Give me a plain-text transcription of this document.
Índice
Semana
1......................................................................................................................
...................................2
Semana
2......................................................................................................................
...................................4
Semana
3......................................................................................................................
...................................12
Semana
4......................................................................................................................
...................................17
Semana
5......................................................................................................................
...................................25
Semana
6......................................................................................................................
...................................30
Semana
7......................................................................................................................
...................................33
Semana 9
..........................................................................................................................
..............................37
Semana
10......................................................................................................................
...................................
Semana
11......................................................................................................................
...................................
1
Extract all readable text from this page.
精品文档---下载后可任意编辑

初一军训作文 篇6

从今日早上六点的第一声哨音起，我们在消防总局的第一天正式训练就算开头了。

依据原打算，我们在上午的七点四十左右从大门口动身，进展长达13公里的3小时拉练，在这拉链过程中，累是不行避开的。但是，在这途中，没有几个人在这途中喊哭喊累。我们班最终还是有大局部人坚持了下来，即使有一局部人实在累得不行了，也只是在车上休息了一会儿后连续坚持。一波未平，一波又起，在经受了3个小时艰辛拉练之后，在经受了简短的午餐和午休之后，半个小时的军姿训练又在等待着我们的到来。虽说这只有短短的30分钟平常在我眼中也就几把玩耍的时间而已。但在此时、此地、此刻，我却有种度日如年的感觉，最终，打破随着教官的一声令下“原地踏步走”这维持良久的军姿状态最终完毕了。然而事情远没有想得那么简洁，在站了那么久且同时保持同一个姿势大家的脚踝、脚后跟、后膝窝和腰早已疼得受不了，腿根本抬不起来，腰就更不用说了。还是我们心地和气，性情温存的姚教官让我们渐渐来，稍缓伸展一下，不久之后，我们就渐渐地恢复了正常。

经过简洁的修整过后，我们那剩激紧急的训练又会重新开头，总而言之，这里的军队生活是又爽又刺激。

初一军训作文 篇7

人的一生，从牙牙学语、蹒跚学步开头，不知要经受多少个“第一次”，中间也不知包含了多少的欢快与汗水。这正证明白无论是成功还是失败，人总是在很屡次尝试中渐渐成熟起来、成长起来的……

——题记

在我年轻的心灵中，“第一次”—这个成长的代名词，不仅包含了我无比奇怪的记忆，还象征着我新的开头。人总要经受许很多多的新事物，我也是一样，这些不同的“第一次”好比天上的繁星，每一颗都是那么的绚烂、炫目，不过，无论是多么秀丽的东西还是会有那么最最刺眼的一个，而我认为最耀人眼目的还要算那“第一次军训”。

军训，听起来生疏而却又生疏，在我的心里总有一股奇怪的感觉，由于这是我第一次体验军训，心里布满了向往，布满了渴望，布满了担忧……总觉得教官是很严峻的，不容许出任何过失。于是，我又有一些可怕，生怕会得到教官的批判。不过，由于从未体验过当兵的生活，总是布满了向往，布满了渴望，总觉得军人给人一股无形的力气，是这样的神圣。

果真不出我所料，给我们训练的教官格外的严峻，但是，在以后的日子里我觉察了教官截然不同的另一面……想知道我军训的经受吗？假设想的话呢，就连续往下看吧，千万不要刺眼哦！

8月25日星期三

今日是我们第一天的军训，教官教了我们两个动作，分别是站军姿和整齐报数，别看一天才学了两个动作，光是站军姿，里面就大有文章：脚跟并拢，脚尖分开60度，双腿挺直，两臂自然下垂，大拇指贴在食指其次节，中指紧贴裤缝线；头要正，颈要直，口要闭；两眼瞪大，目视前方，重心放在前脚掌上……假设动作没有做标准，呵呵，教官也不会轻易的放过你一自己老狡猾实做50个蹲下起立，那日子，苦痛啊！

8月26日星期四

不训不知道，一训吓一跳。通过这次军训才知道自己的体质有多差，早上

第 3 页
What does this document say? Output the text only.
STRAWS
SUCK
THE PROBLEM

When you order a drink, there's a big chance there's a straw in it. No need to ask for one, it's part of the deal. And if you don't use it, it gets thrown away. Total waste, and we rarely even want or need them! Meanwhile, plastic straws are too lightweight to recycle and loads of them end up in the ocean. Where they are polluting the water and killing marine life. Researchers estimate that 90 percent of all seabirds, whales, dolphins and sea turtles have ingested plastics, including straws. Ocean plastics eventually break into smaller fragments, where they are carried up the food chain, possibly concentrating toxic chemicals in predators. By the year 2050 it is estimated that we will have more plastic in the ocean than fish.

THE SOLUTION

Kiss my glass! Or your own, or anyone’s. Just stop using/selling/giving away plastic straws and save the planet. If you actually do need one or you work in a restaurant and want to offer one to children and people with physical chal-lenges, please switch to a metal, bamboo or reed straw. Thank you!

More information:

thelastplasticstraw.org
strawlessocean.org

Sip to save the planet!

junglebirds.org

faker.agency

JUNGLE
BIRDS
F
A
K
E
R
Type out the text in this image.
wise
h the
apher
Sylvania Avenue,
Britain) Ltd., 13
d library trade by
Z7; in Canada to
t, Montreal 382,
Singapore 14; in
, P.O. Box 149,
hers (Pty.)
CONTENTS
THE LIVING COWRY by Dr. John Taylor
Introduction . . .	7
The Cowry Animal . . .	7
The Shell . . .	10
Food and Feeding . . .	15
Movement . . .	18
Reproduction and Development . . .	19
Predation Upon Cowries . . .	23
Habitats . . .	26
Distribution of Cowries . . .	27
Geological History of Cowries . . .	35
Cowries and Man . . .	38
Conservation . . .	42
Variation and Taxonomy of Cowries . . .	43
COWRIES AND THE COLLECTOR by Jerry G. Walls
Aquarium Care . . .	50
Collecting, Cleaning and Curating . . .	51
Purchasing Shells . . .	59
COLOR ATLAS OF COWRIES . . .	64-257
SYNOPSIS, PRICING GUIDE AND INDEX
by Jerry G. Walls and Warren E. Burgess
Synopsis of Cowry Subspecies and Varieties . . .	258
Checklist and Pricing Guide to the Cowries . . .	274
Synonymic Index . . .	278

# Required work
Write down the number of lines where the word "planet" appears, and nothing further.

# The response
2